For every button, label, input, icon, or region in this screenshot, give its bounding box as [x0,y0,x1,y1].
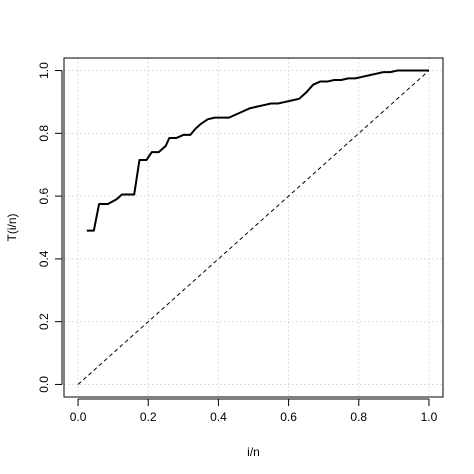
y-tick-label: 0.0 [37,376,51,393]
x-tick-label: 0.8 [350,410,367,424]
y-tick-label: 0.6 [37,187,51,204]
y-tick-label: 1.0 [37,62,51,79]
y-tick-label: 0.4 [37,250,51,267]
y-tick-label: 0.8 [37,125,51,142]
x-tick-label: 0.6 [280,410,297,424]
x-tick-label: 0.0 [70,410,87,424]
grid [64,58,443,397]
y-axis-title: T(i/n) [5,214,19,242]
y-tick-label: 0.2 [37,313,51,330]
x-tick-label: 1.0 [421,410,438,424]
data-series [77,69,430,385]
axes: 0.0 0.2 0.4 0.6 0.8 1.0 0.0 0.2 0.4 0.6 0.8 1.0 [37,62,438,424]
diagonal-reference-line [77,70,430,385]
x-axis-title: i/n [247,445,260,459]
cumulative-curve-line [86,69,429,232]
x-tick-label: 0.4 [210,410,227,424]
x-tick-label: 0.2 [140,410,157,424]
plot-frame [63,57,444,398]
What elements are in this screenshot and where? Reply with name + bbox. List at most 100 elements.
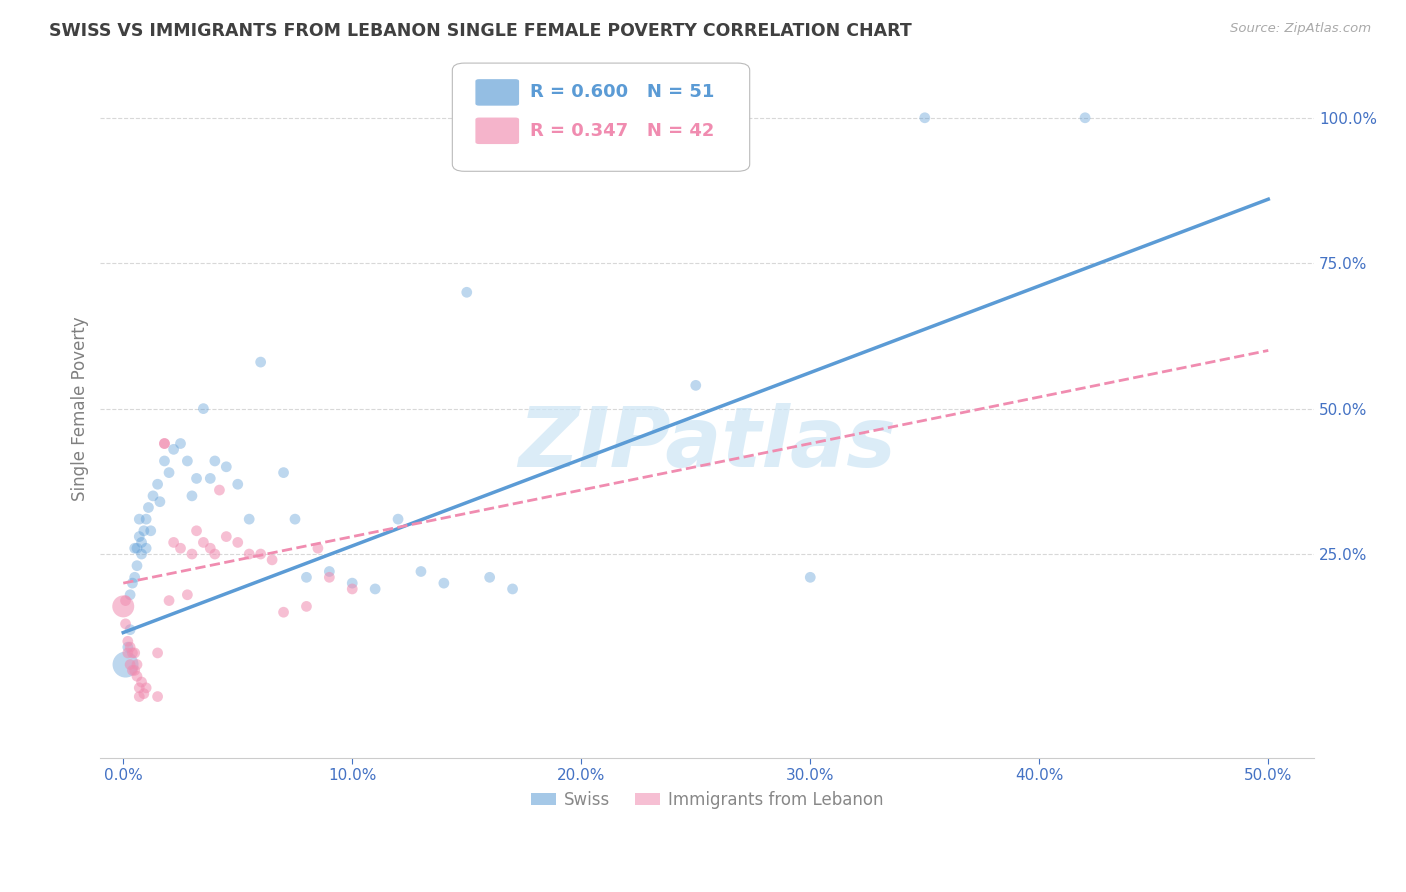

# AIM OF THE TASK
Copy every line of the items above word for word, leaving out the pictures.

# COMPLETE OUTPUT
For every button, label, input, icon, or region in this screenshot, give its bounding box as [x0,y0,x1,y1].
y-tick-label: 0.0 [37,376,51,393]
x-tick-label: 0.8 [350,410,367,424]
y-tick-label: 0.6 [37,187,51,204]
y-tick-label: 1.0 [37,62,51,79]
y-tick-label: 0.4 [37,250,51,267]
y-tick-label: 0.8 [37,125,51,142]
x-tick-label: 0.6 [280,410,297,424]
x-tick-label: 0.0 [70,410,87,424]
grid [64,58,443,397]
y-axis-title: T(i/n) [5,214,19,242]
y-tick-label: 0.2 [37,313,51,330]
x-tick-label: 1.0 [421,410,438,424]
data-series [77,69,430,385]
axes: 0.0 0.2 0.4 0.6 0.8 1.0 0.0 0.2 0.4 0.6 0.8 1.0 [37,62,438,424]
diagonal-reference-line [77,70,430,385]
x-axis-title: i/n [247,445,260,459]
cumulative-curve-line [86,69,429,232]
x-tick-label: 0.4 [210,410,227,424]
x-tick-label: 0.2 [140,410,157,424]
plot-frame [63,57,444,398]
What elements are in this screenshot and where? Reply with name + bbox. List at most 100 elements.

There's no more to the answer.